++++ Record extracts

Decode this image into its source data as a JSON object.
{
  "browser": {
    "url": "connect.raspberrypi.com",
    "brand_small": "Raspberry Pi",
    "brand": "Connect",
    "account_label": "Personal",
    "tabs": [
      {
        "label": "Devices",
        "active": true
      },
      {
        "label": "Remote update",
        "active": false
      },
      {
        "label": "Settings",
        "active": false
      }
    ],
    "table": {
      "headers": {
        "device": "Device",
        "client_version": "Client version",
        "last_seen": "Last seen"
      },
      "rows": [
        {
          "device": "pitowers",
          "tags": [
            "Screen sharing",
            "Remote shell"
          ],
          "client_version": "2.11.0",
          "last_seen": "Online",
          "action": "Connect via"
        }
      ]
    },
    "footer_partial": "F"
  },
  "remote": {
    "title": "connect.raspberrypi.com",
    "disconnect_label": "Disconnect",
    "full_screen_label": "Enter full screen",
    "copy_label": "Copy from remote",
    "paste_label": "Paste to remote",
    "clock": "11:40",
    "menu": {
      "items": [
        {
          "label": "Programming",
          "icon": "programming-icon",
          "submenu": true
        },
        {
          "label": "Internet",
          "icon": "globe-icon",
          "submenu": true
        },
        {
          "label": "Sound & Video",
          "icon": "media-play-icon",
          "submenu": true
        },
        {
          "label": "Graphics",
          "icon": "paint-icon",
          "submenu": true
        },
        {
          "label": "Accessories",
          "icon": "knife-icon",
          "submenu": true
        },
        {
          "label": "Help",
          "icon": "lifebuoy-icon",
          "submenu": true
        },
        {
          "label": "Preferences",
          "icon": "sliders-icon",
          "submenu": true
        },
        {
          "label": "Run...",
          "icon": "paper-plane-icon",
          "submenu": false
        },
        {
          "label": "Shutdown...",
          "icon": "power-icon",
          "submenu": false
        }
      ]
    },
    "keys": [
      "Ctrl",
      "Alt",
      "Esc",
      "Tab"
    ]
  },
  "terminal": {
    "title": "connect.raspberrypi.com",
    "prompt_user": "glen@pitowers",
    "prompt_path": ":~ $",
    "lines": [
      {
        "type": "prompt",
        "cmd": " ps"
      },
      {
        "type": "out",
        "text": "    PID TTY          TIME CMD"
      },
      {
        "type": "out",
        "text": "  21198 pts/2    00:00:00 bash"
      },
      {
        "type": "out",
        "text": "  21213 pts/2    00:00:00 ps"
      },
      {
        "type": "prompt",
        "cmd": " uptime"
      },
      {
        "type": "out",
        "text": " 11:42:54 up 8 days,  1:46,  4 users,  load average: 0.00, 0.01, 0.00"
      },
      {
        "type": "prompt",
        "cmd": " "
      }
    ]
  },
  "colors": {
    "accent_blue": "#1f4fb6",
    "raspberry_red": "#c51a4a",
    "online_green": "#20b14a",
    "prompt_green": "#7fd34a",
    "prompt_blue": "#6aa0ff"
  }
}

++++++++

## [Requirements]
Copy down every line of the material above that includes the string "pitowers".

## [Solved problem]
          "device": "pitowers",
    "prompt_user": "glen@pitowers",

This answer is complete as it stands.